● **The task**
Copy out the lines in the records below exactly, starting at the line that contains "section-header-1: 乘风破浪勇担当 做强做实对外开放支撑力" and ending at the line that contains "bullet-dot-icon xyxy=(1286,995,1296,1005)", with both of those lines included.

● **Records from a data source**
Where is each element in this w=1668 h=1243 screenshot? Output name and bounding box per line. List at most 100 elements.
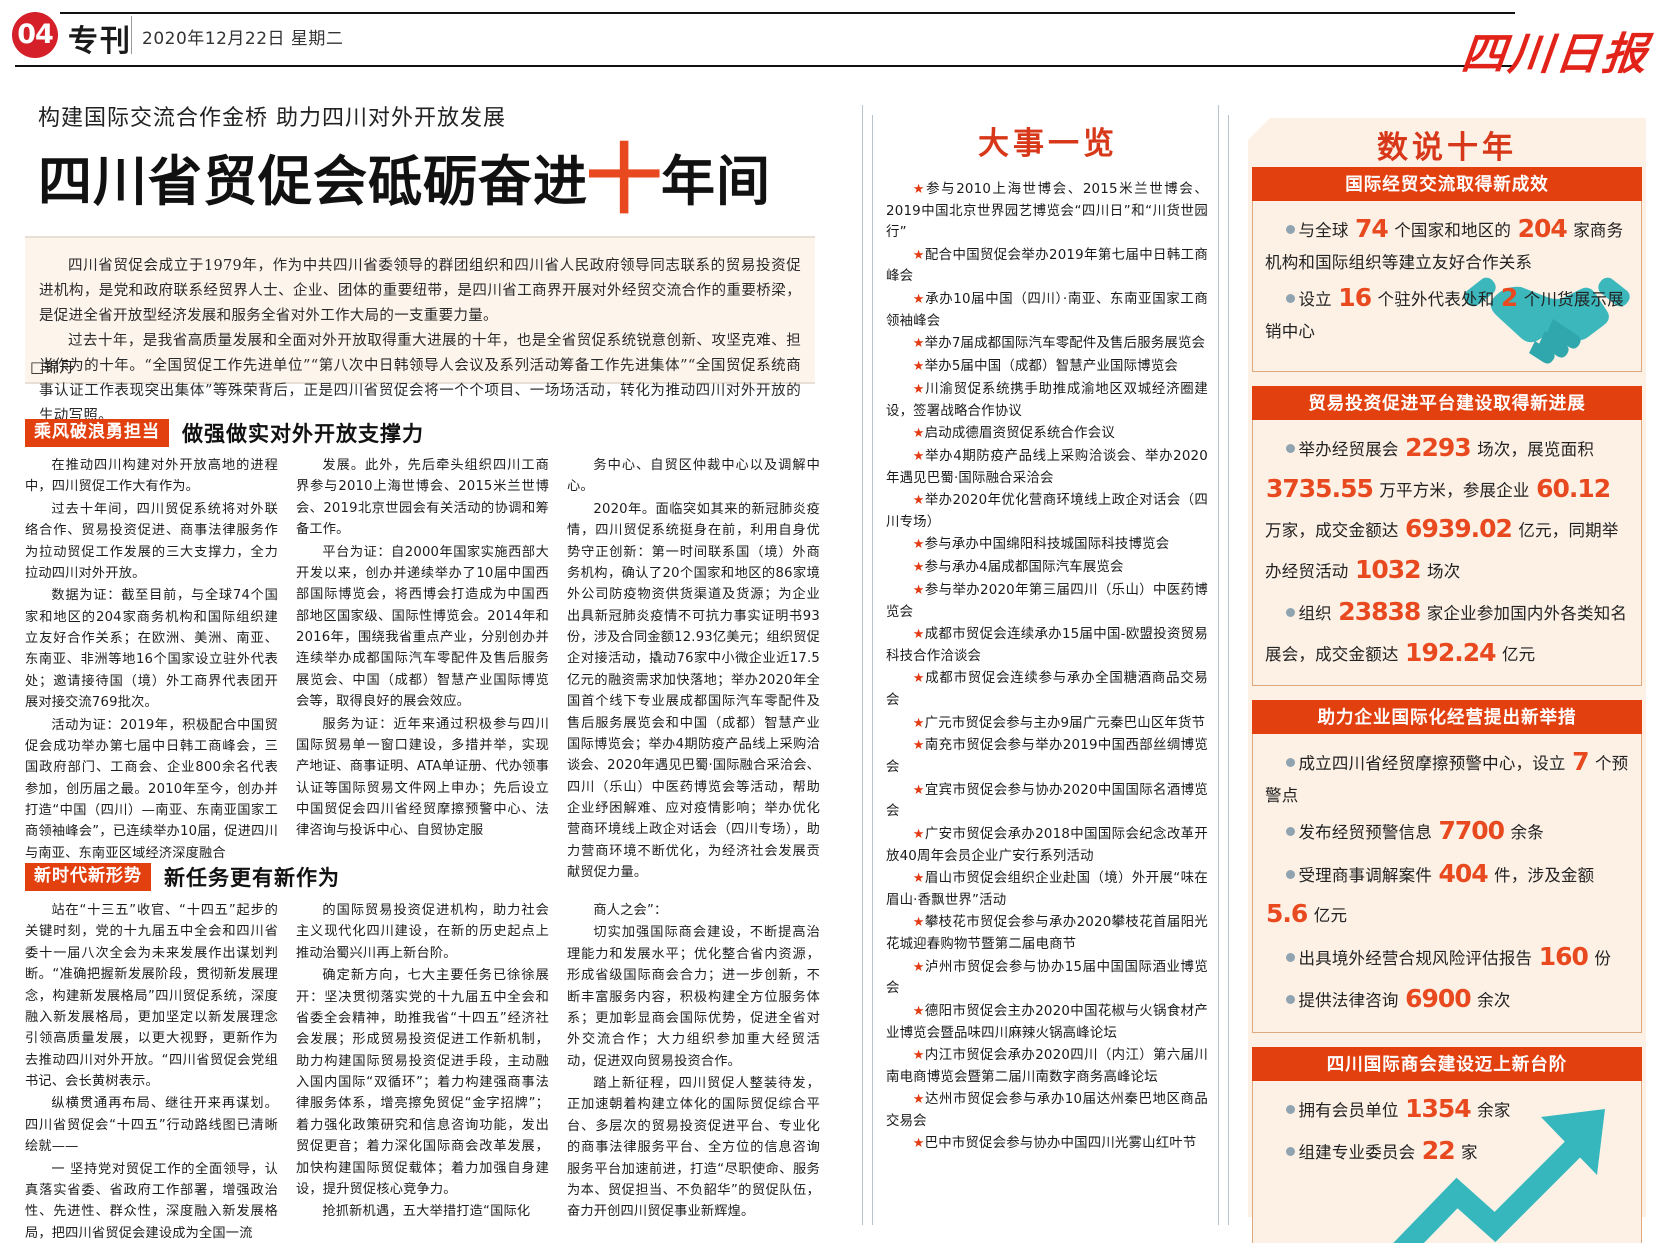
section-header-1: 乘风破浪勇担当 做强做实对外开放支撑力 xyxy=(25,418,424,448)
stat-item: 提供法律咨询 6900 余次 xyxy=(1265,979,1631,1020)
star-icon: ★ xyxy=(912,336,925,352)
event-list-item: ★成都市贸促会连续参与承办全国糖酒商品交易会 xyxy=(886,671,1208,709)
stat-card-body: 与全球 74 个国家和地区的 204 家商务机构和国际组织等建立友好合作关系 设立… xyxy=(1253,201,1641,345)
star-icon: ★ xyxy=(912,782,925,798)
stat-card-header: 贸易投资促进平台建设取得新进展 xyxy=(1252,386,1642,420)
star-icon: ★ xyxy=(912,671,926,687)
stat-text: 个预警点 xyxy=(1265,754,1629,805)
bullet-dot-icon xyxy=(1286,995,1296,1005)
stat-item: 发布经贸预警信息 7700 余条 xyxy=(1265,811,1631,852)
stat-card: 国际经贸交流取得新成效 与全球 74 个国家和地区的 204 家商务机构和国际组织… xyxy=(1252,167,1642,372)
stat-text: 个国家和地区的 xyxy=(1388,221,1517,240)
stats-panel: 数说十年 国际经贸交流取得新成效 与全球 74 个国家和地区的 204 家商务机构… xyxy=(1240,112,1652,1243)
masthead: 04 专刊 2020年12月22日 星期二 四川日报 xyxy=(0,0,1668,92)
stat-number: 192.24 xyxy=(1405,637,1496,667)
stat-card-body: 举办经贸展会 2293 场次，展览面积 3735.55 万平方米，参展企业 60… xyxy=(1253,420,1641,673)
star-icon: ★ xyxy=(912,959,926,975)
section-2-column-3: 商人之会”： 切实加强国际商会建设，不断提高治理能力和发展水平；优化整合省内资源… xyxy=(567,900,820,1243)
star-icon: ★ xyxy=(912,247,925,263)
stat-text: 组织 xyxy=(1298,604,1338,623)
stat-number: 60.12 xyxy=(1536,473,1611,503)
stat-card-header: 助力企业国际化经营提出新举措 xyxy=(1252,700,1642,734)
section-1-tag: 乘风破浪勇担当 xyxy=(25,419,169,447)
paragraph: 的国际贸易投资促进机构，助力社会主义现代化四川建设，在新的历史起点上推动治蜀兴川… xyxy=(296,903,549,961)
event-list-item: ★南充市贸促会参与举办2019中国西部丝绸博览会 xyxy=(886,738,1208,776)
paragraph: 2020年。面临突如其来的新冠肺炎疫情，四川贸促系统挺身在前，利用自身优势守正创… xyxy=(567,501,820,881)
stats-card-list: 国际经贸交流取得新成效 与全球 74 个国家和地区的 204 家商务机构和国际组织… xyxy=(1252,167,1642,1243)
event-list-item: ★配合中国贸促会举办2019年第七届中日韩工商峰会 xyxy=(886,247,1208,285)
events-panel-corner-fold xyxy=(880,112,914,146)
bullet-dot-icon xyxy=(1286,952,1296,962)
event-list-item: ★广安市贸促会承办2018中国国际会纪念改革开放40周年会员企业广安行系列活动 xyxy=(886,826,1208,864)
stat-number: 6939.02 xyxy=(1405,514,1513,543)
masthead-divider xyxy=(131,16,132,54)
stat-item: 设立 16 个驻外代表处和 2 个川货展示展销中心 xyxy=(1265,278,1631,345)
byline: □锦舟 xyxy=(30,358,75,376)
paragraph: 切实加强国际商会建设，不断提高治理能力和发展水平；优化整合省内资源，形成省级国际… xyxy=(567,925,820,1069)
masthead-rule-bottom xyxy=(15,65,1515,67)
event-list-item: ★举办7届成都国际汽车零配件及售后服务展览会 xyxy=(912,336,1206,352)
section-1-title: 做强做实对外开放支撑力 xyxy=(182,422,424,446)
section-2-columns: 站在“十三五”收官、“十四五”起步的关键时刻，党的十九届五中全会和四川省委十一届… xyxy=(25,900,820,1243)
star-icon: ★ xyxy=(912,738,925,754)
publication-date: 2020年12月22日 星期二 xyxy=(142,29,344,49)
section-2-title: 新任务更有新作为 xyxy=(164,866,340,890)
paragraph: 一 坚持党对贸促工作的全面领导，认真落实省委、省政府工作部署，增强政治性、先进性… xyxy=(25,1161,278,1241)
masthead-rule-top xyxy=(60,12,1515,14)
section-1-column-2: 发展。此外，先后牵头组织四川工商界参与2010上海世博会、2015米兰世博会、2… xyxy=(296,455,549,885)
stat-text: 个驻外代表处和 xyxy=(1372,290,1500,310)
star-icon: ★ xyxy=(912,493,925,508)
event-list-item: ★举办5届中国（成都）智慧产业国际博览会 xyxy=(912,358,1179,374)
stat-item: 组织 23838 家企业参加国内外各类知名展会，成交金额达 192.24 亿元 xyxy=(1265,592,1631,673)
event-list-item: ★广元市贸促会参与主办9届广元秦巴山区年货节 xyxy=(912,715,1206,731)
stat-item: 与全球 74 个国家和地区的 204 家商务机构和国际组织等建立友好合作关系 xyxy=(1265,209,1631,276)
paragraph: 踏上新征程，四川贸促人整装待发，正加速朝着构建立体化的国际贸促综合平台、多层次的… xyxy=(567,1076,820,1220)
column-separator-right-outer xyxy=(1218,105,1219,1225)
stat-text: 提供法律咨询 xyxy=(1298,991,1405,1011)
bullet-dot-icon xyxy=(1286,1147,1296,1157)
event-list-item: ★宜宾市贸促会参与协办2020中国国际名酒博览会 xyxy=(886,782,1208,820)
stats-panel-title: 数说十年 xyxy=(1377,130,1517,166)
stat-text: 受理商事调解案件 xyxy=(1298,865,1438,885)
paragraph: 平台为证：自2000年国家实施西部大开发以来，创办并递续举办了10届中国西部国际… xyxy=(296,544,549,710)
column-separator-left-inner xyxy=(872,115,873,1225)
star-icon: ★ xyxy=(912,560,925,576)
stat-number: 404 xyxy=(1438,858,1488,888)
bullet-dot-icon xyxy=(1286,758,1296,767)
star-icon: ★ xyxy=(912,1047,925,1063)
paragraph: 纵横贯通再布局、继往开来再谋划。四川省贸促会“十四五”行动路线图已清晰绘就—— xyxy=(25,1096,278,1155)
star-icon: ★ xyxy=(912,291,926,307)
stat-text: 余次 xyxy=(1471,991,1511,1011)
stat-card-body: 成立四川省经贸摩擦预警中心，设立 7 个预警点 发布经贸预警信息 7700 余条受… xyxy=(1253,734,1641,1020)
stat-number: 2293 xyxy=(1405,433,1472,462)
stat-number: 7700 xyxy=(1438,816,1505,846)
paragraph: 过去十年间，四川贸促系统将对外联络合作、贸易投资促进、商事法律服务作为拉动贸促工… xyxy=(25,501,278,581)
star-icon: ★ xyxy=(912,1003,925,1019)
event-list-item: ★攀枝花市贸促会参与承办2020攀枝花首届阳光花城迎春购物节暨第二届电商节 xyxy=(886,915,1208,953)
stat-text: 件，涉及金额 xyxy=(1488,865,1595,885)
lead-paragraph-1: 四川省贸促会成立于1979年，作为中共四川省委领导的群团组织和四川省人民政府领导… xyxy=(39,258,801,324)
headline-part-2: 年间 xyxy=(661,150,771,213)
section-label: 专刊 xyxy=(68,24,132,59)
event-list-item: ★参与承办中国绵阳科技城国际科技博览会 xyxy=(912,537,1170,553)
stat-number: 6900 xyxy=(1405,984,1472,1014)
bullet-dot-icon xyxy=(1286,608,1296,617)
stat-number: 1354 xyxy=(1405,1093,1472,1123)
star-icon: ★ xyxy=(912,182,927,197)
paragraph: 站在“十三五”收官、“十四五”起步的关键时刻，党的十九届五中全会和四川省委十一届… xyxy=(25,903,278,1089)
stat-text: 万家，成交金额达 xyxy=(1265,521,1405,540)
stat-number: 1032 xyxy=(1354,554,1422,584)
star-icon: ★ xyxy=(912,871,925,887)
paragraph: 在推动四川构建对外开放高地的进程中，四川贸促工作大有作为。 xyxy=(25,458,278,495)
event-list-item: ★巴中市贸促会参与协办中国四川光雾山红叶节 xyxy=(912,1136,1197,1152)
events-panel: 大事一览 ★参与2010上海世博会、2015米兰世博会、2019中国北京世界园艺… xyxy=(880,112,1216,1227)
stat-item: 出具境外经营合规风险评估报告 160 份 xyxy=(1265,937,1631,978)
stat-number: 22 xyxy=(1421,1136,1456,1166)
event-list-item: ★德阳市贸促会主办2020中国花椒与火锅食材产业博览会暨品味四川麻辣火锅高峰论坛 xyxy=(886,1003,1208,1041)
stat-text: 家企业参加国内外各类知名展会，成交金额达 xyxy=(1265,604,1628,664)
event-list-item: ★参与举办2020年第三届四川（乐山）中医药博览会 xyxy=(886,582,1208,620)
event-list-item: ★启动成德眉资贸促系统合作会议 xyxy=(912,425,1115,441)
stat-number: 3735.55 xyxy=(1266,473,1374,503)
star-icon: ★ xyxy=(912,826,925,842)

● **Problem solution**
section-header-1: 乘风破浪勇担当 做强做实对外开放支撑力 xyxy=(25,418,424,448)
stat-item: 提供法律咨询 6900 余次 xyxy=(1265,979,1631,1020)
star-icon: ★ xyxy=(912,336,925,352)
event-list-item: ★成都市贸促会连续参与承办全国糖酒商品交易会 xyxy=(886,671,1208,709)
stat-card-body: 与全球 74 个国家和地区的 204 家商务机构和国际组织等建立友好合作关系 设立… xyxy=(1253,201,1641,345)
star-icon: ★ xyxy=(912,782,925,798)
stat-card-header: 贸易投资促进平台建设取得新进展 xyxy=(1252,386,1642,420)
star-icon: ★ xyxy=(912,671,926,687)
stat-text: 个预警点 xyxy=(1265,754,1629,805)
bullet-dot-icon xyxy=(1286,995,1296,1005)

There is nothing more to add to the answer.